Lines excerpted from a collection:
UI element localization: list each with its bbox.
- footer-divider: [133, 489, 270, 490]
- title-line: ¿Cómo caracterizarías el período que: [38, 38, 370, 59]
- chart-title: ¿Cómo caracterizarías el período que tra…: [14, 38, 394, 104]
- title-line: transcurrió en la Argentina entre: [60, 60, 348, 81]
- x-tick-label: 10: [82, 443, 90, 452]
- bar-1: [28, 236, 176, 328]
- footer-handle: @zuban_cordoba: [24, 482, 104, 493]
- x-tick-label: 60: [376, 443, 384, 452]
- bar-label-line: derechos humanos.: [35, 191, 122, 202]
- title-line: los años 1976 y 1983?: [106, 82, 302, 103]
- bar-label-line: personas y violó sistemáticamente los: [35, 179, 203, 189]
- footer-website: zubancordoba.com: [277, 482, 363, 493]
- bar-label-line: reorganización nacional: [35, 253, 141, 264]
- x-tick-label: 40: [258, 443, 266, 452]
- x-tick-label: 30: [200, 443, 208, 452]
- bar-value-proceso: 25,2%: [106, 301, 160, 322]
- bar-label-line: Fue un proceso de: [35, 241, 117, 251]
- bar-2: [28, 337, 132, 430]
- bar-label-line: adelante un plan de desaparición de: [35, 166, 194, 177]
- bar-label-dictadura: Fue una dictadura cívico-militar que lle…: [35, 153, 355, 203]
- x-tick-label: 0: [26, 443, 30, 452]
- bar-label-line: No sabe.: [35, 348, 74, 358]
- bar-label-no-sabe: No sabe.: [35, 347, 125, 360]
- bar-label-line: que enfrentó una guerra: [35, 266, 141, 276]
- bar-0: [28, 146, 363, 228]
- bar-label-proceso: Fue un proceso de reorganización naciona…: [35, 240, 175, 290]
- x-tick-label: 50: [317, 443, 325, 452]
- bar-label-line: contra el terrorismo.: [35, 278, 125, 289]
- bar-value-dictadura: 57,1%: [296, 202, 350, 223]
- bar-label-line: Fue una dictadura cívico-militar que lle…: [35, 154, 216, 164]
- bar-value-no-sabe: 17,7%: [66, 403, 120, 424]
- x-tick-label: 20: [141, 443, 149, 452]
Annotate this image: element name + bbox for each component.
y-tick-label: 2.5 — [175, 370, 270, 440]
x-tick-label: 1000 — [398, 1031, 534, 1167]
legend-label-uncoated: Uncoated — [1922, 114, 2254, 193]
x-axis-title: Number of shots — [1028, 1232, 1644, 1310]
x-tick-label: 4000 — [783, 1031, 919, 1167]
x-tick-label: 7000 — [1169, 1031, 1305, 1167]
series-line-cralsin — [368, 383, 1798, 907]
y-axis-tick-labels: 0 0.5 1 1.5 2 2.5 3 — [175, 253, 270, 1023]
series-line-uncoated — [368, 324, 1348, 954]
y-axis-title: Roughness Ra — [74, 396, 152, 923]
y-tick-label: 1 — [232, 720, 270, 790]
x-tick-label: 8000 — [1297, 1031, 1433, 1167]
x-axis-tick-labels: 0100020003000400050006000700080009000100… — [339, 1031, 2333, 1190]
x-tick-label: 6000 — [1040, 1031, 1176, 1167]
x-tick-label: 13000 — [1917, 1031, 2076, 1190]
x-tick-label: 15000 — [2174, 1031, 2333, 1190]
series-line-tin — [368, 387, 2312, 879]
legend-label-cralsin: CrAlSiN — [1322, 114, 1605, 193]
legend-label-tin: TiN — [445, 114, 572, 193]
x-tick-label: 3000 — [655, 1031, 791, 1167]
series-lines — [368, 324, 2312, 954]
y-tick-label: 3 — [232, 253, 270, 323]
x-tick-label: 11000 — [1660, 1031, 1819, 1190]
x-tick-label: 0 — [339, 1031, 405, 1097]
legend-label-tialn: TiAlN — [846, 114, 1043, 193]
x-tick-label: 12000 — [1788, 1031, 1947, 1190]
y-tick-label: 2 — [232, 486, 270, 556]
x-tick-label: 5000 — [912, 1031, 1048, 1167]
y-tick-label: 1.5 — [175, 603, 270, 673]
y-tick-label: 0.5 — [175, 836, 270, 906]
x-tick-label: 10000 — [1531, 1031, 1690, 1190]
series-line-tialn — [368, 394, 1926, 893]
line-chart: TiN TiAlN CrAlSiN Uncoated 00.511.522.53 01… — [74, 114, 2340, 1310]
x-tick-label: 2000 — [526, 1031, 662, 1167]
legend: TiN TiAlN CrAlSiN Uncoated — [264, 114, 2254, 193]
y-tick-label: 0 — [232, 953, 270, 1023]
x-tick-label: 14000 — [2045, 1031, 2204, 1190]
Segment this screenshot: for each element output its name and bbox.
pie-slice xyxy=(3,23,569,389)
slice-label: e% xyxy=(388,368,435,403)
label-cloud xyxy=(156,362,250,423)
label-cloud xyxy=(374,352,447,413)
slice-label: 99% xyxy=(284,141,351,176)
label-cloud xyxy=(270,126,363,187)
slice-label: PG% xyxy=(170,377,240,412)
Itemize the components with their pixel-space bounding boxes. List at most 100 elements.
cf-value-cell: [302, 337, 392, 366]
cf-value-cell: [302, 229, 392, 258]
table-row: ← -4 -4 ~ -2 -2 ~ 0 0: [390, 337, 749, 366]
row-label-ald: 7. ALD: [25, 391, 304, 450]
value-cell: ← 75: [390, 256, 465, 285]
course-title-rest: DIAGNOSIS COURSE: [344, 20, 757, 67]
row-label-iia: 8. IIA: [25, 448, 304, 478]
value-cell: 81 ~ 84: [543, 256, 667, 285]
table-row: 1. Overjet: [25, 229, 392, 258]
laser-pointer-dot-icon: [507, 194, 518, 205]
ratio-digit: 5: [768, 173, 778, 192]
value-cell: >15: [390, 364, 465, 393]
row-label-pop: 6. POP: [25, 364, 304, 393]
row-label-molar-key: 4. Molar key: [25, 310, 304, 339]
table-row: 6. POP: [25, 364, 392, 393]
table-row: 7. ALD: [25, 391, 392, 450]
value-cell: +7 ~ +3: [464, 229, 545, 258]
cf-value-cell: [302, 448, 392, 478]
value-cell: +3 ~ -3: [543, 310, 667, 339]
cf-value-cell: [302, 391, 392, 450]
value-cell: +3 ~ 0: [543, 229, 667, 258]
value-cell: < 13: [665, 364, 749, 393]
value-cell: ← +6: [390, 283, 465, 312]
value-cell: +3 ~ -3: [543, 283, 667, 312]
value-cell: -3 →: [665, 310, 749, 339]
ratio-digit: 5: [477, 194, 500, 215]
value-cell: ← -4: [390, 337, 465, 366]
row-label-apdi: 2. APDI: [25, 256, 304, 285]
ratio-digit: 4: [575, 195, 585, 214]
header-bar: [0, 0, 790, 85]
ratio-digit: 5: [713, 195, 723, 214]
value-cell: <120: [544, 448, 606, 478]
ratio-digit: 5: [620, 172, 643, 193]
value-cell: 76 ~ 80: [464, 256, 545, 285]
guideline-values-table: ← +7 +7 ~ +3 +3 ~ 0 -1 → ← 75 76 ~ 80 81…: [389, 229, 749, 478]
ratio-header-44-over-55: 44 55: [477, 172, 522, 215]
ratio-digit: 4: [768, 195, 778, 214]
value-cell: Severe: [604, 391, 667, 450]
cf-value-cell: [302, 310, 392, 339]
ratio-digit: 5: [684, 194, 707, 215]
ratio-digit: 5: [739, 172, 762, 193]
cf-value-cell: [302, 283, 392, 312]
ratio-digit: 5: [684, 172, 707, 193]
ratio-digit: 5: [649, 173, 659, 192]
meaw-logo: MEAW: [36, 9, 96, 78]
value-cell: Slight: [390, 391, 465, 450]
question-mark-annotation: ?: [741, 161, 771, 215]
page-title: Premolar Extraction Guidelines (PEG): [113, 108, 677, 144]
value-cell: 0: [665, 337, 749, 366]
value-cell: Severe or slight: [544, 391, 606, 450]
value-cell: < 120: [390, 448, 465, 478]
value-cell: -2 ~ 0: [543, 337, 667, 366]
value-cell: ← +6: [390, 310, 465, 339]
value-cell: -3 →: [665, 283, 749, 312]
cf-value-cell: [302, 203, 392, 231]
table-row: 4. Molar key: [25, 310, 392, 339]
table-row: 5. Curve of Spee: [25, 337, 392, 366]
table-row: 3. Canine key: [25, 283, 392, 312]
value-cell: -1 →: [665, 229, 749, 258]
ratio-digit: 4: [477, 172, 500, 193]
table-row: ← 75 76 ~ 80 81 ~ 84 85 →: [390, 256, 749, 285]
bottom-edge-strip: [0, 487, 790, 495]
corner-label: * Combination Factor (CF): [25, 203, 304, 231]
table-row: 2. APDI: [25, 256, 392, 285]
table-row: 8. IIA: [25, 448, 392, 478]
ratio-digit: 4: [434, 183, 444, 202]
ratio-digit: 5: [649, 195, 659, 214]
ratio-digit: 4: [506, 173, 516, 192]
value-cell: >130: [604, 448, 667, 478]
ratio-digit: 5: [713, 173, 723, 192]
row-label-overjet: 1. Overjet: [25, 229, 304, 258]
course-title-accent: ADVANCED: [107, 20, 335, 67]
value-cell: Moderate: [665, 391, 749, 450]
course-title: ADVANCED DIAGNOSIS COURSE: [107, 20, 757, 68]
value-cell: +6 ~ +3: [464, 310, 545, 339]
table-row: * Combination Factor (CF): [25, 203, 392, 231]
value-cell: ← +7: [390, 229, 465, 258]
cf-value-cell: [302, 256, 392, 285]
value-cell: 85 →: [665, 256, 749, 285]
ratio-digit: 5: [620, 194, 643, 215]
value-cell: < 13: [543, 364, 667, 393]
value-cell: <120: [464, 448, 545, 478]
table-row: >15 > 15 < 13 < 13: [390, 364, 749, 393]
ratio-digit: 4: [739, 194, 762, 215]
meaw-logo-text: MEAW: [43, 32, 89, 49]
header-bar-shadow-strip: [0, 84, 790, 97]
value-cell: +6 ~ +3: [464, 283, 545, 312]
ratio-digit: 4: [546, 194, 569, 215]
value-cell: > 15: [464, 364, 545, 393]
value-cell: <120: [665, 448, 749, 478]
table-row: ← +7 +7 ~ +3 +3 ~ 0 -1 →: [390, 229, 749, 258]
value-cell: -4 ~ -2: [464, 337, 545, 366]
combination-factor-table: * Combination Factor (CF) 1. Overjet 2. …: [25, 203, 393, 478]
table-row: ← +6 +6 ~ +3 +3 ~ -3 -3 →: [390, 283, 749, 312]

■ Your goal
Update the lines starting at the first line and ending at the line containing "- x-tick-label: 10: [82, 443, 90, 452]" by replacing "title-line" with "heading-line", and give back only those lines with nothing else changed.

■ Written solution
UI element localization: list each with its bbox.
- footer-divider: [133, 489, 270, 490]
- heading-line: ¿Cómo caracterizarías el período que: [38, 38, 370, 59]
- chart-title: ¿Cómo caracterizarías el período que tra…: [14, 38, 394, 104]
- heading-line: transcurrió en la Argentina entre: [60, 60, 348, 81]
- x-tick-label: 10: [82, 443, 90, 452]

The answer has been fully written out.